_Task inputs:_
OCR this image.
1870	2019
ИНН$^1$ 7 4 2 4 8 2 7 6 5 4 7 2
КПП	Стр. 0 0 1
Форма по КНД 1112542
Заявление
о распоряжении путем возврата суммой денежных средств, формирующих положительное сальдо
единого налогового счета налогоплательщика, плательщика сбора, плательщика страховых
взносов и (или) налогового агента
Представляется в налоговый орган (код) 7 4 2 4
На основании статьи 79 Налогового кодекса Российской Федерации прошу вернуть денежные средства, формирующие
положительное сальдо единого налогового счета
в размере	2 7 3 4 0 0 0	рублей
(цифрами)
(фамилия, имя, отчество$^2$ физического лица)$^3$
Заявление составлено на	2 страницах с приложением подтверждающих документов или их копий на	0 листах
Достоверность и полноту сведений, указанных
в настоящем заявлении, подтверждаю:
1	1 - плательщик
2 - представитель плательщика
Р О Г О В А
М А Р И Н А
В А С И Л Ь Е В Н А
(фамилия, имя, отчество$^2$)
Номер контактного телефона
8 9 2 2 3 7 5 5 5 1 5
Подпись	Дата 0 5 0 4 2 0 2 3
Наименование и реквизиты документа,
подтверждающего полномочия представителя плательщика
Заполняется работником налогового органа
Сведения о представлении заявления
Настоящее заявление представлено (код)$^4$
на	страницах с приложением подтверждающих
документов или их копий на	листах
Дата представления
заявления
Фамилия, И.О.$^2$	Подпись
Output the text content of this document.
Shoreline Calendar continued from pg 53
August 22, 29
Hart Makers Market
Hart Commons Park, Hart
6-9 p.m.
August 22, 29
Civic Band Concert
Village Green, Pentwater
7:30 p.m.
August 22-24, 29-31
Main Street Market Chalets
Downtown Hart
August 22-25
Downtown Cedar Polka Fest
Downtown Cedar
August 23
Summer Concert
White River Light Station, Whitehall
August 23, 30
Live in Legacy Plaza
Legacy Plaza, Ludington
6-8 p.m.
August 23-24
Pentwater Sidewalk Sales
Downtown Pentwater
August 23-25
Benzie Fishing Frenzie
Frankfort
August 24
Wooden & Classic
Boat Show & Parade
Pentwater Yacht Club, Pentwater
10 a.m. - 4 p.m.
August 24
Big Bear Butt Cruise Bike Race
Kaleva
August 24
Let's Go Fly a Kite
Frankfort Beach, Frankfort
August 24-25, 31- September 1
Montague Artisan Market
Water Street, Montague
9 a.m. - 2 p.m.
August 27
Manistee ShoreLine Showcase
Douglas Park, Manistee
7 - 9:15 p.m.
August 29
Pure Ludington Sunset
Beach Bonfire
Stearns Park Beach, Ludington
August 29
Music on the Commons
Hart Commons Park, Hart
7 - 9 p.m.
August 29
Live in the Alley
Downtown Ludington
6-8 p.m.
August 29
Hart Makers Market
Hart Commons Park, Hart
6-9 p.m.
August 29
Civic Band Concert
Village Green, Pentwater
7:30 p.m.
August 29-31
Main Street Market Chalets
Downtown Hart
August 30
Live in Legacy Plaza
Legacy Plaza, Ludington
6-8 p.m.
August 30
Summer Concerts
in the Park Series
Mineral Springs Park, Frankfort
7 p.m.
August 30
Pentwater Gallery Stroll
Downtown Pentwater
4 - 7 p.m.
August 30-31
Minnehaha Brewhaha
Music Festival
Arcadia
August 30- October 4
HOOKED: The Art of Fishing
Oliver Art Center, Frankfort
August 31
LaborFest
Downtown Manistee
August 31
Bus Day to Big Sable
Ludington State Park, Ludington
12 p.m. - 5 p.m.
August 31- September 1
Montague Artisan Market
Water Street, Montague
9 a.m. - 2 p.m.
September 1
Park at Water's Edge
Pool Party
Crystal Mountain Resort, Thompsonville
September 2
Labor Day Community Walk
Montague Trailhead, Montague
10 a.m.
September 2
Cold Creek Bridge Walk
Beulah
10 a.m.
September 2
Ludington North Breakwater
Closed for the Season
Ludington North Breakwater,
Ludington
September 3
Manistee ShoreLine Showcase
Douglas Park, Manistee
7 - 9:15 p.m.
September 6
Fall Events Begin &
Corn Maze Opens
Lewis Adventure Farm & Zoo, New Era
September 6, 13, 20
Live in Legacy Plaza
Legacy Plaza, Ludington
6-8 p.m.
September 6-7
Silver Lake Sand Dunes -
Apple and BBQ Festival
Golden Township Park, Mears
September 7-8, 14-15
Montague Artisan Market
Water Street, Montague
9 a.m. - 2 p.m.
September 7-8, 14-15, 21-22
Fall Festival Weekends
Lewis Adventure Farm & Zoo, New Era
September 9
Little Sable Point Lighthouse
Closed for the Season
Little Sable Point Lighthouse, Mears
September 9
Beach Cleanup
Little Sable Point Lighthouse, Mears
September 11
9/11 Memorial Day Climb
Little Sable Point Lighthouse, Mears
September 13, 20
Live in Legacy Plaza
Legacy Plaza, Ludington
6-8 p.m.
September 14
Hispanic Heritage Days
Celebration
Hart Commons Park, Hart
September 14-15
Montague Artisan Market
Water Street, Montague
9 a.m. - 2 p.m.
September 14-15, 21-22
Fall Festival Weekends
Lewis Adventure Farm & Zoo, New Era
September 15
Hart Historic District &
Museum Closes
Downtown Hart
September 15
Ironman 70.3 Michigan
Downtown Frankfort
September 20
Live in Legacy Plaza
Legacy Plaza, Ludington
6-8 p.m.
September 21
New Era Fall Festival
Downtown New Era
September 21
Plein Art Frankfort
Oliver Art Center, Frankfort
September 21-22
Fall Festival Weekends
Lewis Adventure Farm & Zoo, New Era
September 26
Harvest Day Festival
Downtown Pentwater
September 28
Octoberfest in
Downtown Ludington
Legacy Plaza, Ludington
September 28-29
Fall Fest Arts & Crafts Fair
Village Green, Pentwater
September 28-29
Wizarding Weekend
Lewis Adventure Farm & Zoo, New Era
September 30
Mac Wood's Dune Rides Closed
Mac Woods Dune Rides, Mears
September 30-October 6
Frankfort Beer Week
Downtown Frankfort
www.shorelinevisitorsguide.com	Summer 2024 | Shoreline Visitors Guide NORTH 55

_Exercise details:_ Set out the complete listing exactly as shown.

_Response:_
OCR this image.
1870	2019
ИНН$^1$ 7 4 2 4 8 2 7 6 5 4 7 2
КПП	Стр. 0 0 1
Форма по КНД 1112542
Заявление
о распоряжении путем возврата суммой денежных средств, формирующих положительное сальдо
единого налогового счета налогоплательщика, плательщика сбора, плательщика страховых
взносов и (или) налогового агента
Представляется в налоговый орган (код) 7 4 2 4
На основании статьи 79 Налогового кодекса Российской Федерации прошу вернуть денежные средства, формирующие
положительное сальдо единого налогового счета
в размере	2 7 3 4 0 0 0	рублей
(цифрами)
(фамилия, имя, отчество$^2$ физического лица)$^3$
Заявление составлено на	2 страницах с приложением подтверждающих документов или их копий на	0 листах
Достоверность и полноту сведений, указанных
в настоящем заявлении, подтверждаю:
1	1 - плательщик
2 - представитель плательщика
Р О Г О В А
М А Р И Н А
В А С И Л Ь Е В Н А
(фамилия, имя, отчество$^2$)
Номер контактного телефона
8 9 2 2 3 7 5 5 5 1 5
Подпись	Дата 0 5 0 4 2 0 2 3
Наименование и реквизиты документа,
подтверждающего полномочия представителя плательщика
Заполняется работником налогового органа
Сведения о представлении заявления
Настоящее заявление представлено (код)$^4$
на	страницах с приложением подтверждающих
документов или их копий на	листах
Дата представления
заявления
Фамилия, И.О.$^2$	Подпись
Output the text content of this document.
Shoreline Calendar continued from pg 53
August 22, 29
Hart Makers Market
Hart Commons Park, Hart
6-9 p.m.
August 22, 29
Civic Band Concert
Village Green, Pentwater
7:30 p.m.
August 22-24, 29-31
Main Street Market Chalets
Downtown Hart
August 22-25
Downtown Cedar Polka Fest
Downtown Cedar
August 23
Summer Concert
White River Light Station, Whitehall
August 23, 30
Live in Legacy Plaza
Legacy Plaza, Ludington
6-8 p.m.
August 23-24
Pentwater Sidewalk Sales
Downtown Pentwater
August 23-25
Benzie Fishing Frenzie
Frankfort
August 24
Wooden & Classic
Boat Show & Parade
Pentwater Yacht Club, Pentwater
10 a.m. - 4 p.m.
August 24
Big Bear Butt Cruise Bike Race
Kaleva
August 24
Let's Go Fly a Kite
Frankfort Beach, Frankfort
August 24-25, 31- September 1
Montague Artisan Market
Water Street, Montague
9 a.m. - 2 p.m.
August 27
Manistee ShoreLine Showcase
Douglas Park, Manistee
7 - 9:15 p.m.
August 29
Pure Ludington Sunset
Beach Bonfire
Stearns Park Beach, Ludington
August 29
Music on the Commons
Hart Commons Park, Hart
7 - 9 p.m.
August 29
Live in the Alley
Downtown Ludington
6-8 p.m.
August 29
Hart Makers Market
Hart Commons Park, Hart
6-9 p.m.
August 29
Civic Band Concert
Village Green, Pentwater
7:30 p.m.
August 29-31
Main Street Market Chalets
Downtown Hart
August 30
Live in Legacy Plaza
Legacy Plaza, Ludington
6-8 p.m.
August 30
Summer Concerts
in the Park Series
Mineral Springs Park, Frankfort
7 p.m.
August 30
Pentwater Gallery Stroll
Downtown Pentwater
4 - 7 p.m.
August 30-31
Minnehaha Brewhaha
Music Festival
Arcadia
August 30- October 4
HOOKED: The Art of Fishing
Oliver Art Center, Frankfort
August 31
LaborFest
Downtown Manistee
August 31
Bus Day to Big Sable
Ludington State Park, Ludington
12 p.m. - 5 p.m.
August 31- September 1
Montague Artisan Market
Water Street, Montague
9 a.m. - 2 p.m.
September 1
Park at Water's Edge
Pool Party
Crystal Mountain Resort, Thompsonville
September 2
Labor Day Community Walk
Montague Trailhead, Montague
10 a.m.
September 2
Cold Creek Bridge Walk
Beulah
10 a.m.
September 2
Ludington North Breakwater
Closed for the Season
Ludington North Breakwater,
Ludington
September 3
Manistee ShoreLine Showcase
Douglas Park, Manistee
7 - 9:15 p.m.
September 6
Fall Events Begin &
Corn Maze Opens
Lewis Adventure Farm & Zoo, New Era
September 6, 13, 20
Live in Legacy Plaza
Legacy Plaza, Ludington
6-8 p.m.
September 6-7
Silver Lake Sand Dunes -
Apple and BBQ Festival
Golden Township Park, Mears
September 7-8, 14-15
Montague Artisan Market
Water Street, Montague
9 a.m. - 2 p.m.
September 7-8, 14-15, 21-22
Fall Festival Weekends
Lewis Adventure Farm & Zoo, New Era
September 9
Little Sable Point Lighthouse
Closed for the Season
Little Sable Point Lighthouse, Mears
September 9
Beach Cleanup
Little Sable Point Lighthouse, Mears
September 11
9/11 Memorial Day Climb
Little Sable Point Lighthouse, Mears
September 13, 20
Live in Legacy Plaza
Legacy Plaza, Ludington
6-8 p.m.
September 14
Hispanic Heritage Days
Celebration
Hart Commons Park, Hart
September 14-15
Montague Artisan Market
Water Street, Montague
9 a.m. - 2 p.m.
September 14-15, 21-22
Fall Festival Weekends
Lewis Adventure Farm & Zoo, New Era
September 15
Hart Historic District &
Museum Closes
Downtown Hart
September 15
Ironman 70.3 Michigan
Downtown Frankfort
September 20
Live in Legacy Plaza
Legacy Plaza, Ludington
6-8 p.m.
September 21
New Era Fall Festival
Downtown New Era
September 21
Plein Art Frankfort
Oliver Art Center, Frankfort
September 21-22
Fall Festival Weekends
Lewis Adventure Farm & Zoo, New Era
September 26
Harvest Day Festival
Downtown Pentwater
September 28
Octoberfest in
Downtown Ludington
Legacy Plaza, Ludington
September 28-29
Fall Fest Arts & Crafts Fair
Village Green, Pentwater
September 28-29
Wizarding Weekend
Lewis Adventure Farm & Zoo, New Era
September 30
Mac Wood's Dune Rides Closed
Mac Woods Dune Rides, Mears
September 30-October 6
Frankfort Beer Week
Downtown Frankfort
www.shorelinevisitorsguide.com	Summer 2024 | Shoreline Visitors Guide NORTH 55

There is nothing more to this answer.